Lista de tarefas>
1. Segundo o texto sobre o concretismo cubano, quem é o curador da mostra "La Isla Concreta"?
2. Por favor, retome o texto sobre o concretismo cubano e continue-o a partir do ponto em que ele termina.

Trecho selecionado>
-------

Ilha Concreta em SP

17.09.2016

Movimento artístico caracterizado pela pureza das formas e pela exatidão do contorno, o concretismo cubano está presente pela 1ª vez no Brasil na Dan Galeria em SP. A mostra “La Isla Concreta“, com curadoria de Osbel Suárez, ex-Museo Reina Sofia, reúne 48 obras de 11 artistas – é o grupo original Diez Pintores Concretos mais José Rosabal, que substituiu Pedro Álvarez em 1960. Bem atuantes nos anos 50, antes da ascensão de Fidel Castro ao poder, os cubanos concretistas chegaram a participar de 7 edições da Bienal de SP. Apesar disso, no catálogo da expô, Suárez lembra o quanto a pintura geométrica da ilha chegou a quase desaparecer e ainda hoje é um dos capítulos menos conhecidos da abstração latino-americana. Contrariamente ao concretismo brasileiro, o movimento concreto cubano não tem diálogos com a fotografia experimental nem poesia ou arquitetura. A única exceção é Clara Porset, espécie de Lina Bo Bardi cubana, que foi pioneira do Desenho Industrial. A gente conversou com o curador pra saber mais sobre essa história – confira:

Osbel, você é cubano e é o curador desta exposição. Como o concretismo cubano apareceu no seu trabalho de curadoria?

-------

Entradas salvas>
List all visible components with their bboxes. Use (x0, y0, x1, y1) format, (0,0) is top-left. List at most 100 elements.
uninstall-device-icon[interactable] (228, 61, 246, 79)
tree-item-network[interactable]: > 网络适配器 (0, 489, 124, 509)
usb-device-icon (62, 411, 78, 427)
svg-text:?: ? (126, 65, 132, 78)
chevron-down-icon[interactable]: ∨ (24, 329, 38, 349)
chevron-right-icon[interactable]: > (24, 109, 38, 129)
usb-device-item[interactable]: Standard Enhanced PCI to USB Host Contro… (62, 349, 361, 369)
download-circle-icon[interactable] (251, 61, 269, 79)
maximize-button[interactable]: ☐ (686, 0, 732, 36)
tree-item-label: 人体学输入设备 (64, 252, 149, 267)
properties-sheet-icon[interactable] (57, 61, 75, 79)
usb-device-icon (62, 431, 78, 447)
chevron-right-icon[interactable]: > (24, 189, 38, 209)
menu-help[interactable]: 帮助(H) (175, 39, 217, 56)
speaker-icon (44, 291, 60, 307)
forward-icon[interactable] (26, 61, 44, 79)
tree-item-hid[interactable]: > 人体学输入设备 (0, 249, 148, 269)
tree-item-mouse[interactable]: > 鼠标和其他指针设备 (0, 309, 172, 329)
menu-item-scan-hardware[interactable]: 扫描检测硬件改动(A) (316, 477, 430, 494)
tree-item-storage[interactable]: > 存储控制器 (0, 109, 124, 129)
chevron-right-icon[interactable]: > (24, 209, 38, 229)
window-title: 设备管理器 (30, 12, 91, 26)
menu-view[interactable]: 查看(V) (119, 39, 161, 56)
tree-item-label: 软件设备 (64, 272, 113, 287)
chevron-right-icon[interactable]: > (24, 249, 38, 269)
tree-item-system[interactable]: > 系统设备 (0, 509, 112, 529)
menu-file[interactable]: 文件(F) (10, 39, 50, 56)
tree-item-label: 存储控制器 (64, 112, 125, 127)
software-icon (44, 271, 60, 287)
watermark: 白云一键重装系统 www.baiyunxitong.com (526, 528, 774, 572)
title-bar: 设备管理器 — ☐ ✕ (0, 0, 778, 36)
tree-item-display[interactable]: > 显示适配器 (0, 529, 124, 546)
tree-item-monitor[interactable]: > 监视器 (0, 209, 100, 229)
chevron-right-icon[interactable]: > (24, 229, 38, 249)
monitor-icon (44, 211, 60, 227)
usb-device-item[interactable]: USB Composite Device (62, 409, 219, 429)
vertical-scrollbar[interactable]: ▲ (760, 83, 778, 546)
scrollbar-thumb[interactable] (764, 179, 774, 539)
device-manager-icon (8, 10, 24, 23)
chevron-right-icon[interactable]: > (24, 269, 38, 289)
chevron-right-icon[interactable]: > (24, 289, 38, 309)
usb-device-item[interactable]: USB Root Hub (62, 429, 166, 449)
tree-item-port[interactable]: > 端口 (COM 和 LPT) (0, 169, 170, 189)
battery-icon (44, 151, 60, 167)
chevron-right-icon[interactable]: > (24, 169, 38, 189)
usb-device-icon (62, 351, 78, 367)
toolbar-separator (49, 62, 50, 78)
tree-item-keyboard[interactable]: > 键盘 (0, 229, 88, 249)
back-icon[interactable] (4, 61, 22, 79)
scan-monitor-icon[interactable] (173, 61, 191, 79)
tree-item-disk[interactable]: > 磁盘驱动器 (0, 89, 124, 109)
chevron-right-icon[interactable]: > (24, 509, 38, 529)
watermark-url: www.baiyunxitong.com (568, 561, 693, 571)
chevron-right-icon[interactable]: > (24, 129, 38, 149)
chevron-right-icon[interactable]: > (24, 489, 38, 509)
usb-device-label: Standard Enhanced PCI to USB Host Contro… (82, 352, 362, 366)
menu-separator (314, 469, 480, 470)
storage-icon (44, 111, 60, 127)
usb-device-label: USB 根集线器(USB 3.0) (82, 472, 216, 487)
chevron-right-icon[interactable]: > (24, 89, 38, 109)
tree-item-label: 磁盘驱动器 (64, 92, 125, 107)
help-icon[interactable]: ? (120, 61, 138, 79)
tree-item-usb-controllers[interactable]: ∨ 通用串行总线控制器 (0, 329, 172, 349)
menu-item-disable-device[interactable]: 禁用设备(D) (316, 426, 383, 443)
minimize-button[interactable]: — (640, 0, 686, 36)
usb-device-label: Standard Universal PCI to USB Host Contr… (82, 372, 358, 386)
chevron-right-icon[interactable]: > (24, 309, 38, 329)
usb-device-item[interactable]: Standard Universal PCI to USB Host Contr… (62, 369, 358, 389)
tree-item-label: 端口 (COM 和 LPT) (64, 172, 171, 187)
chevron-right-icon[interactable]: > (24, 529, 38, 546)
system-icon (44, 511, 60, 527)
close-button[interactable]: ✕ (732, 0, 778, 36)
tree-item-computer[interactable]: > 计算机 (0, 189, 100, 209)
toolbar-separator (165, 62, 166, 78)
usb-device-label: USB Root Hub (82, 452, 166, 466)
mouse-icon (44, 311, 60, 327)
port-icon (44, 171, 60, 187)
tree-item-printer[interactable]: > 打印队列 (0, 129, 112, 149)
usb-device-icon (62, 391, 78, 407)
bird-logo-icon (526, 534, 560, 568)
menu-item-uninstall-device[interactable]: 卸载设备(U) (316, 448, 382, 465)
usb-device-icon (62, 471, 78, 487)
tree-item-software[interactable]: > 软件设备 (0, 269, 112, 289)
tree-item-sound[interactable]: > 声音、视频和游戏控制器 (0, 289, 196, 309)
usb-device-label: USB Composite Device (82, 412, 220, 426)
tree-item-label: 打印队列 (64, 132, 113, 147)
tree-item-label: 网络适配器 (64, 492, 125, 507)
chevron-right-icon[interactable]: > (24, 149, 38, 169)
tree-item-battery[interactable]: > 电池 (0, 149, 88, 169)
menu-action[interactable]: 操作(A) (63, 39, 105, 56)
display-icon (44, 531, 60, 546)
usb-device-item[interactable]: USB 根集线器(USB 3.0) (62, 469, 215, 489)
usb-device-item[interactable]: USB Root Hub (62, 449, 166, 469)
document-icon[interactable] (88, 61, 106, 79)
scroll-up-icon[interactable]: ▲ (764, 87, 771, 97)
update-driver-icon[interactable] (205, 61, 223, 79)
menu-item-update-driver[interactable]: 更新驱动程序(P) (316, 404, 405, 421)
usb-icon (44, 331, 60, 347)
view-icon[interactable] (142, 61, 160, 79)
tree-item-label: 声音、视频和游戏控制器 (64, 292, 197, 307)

-------

Respostas das tarefas>
1. Osbel Suárez.

2.
Sou cubano mas vivo em Madri há 26 anos. De alguma forma, minha vida e meu trabalho estão divididos entre uma parte e outra do Atlântico! E essa história da arte cubana concreta vem de muitos anos atrás. Em 2003, quando eu trabalhava no museu Reina Sofia, fiz uma exposição que se chamava “Los Cinéticos” que veio pra SP no Instituto Tomie Ohtake. Nela eu já estava explorando as relações cruzadas do cinetismo latino-americano e europeu. E ali, quase de maneira fugaz, incorporei a obra de um concreto cubano, Sandu Darie. Os anos se passaram e em 2011, fui o curador de uma exposição na Fundação Juan March de Madri que se chamava “América Fria: La abstración geométrica en Latino américa (1934-1973)“. Ela pretendia fazer esse percurso em um período do século 20 em volta da abstração geométrica latino-americana. Pela 1ª vez existiu um capítulo dedicado ao concretismo cubano em uma exposição internacional de peso. Esses são os dois momentos que me levaram a fazer essa exposição de agora!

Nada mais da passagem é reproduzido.